Write out all the lines again, precisely as they stand, but without the images.
====== Material supplied
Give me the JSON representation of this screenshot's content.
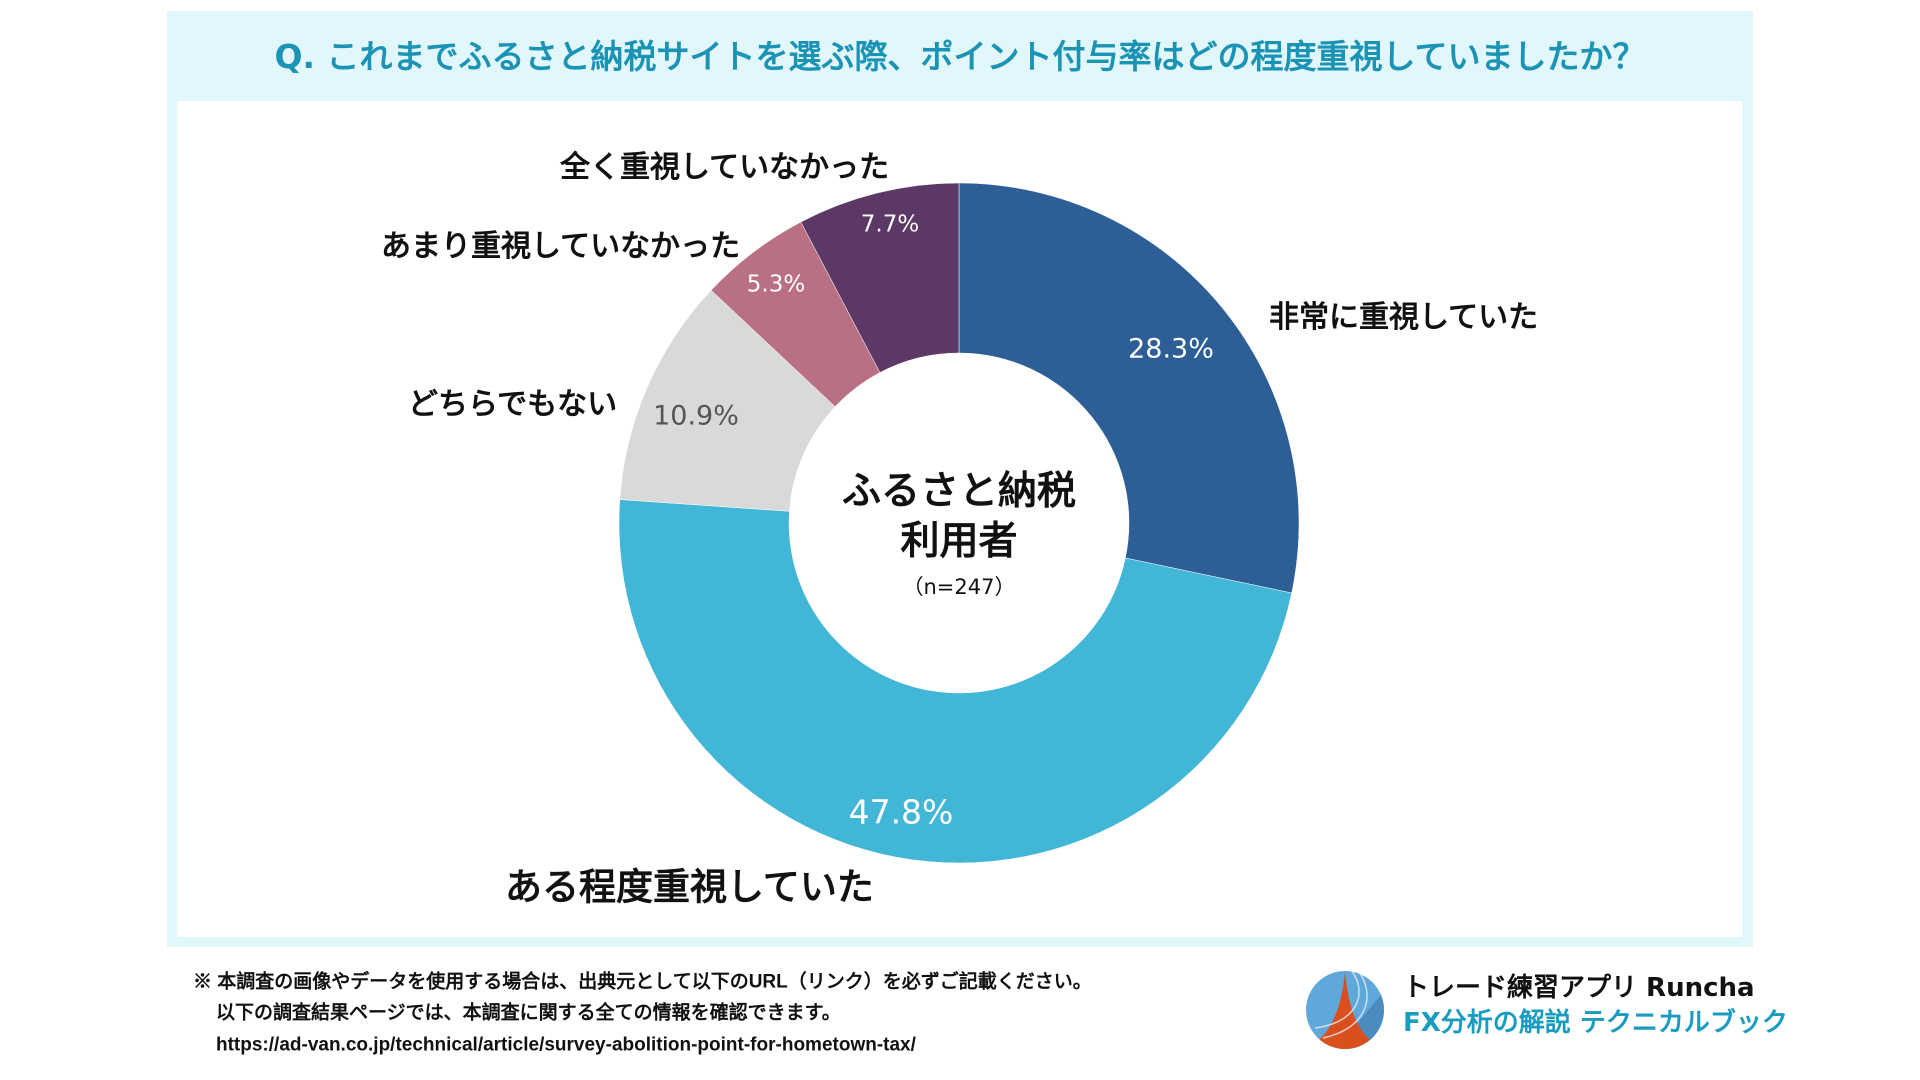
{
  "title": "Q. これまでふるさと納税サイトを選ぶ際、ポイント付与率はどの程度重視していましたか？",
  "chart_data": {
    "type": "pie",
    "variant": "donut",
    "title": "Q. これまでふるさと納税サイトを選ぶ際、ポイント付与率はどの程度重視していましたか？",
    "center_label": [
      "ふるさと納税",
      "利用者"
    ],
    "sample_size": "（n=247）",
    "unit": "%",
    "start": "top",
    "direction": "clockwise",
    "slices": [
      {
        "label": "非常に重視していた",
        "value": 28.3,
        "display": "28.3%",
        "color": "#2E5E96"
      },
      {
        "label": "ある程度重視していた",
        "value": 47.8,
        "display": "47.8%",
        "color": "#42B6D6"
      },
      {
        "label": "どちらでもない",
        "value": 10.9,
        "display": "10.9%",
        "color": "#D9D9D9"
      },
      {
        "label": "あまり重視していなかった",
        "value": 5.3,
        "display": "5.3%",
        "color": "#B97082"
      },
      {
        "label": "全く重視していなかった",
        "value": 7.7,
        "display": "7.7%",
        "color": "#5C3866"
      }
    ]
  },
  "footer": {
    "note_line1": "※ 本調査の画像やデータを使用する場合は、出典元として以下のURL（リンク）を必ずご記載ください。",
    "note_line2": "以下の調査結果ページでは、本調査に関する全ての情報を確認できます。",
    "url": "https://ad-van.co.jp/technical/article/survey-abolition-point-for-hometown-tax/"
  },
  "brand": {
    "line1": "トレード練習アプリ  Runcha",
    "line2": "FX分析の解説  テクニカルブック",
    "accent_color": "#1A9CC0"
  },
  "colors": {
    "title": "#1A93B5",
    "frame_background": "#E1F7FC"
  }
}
============
### [Full response]
Give me the JSON representation of this screenshot's content.
{
  "title": "Q. これまでふるさと納税サイトを選ぶ際、ポイント付与率はどの程度重視していましたか？",
  "chart_data": {
    "type": "pie",
    "variant": "donut",
    "title": "Q. これまでふるさと納税サイトを選ぶ際、ポイント付与率はどの程度重視していましたか？",
    "center_label": [
      "ふるさと納税",
      "利用者"
    ],
    "sample_size": "（n=247）",
    "unit": "%",
    "start": "top",
    "direction": "clockwise",
    "slices": [
      {
        "label": "非常に重視していた",
        "value": 28.3,
        "display": "28.3%",
        "color": "#2E5E96"
      },
      {
        "label": "ある程度重視していた",
        "value": 47.8,
        "display": "47.8%",
        "color": "#42B6D6"
      },
      {
        "label": "どちらでもない",
        "value": 10.9,
        "display": "10.9%",
        "color": "#D9D9D9"
      },
      {
        "label": "あまり重視していなかった",
        "value": 5.3,
        "display": "5.3%",
        "color": "#B97082"
      },
      {
        "label": "全く重視していなかった",
        "value": 7.7,
        "display": "7.7%",
        "color": "#5C3866"
      }
    ]
  },
  "footer": {
    "note_line1": "※ 本調査の画像やデータを使用する場合は、出典元として以下のURL（リンク）を必ずご記載ください。",
    "note_line2": "以下の調査結果ページでは、本調査に関する全ての情報を確認できます。",
    "url": "https://ad-van.co.jp/technical/article/survey-abolition-point-for-hometown-tax/"
  },
  "brand": {
    "line1": "トレード練習アプリ  Runcha",
    "line2": "FX分析の解説  テクニカルブック",
    "accent_color": "#1A9CC0"
  },
  "colors": {
    "title": "#1A93B5",
    "frame_background": "#E1F7FC"
  }
}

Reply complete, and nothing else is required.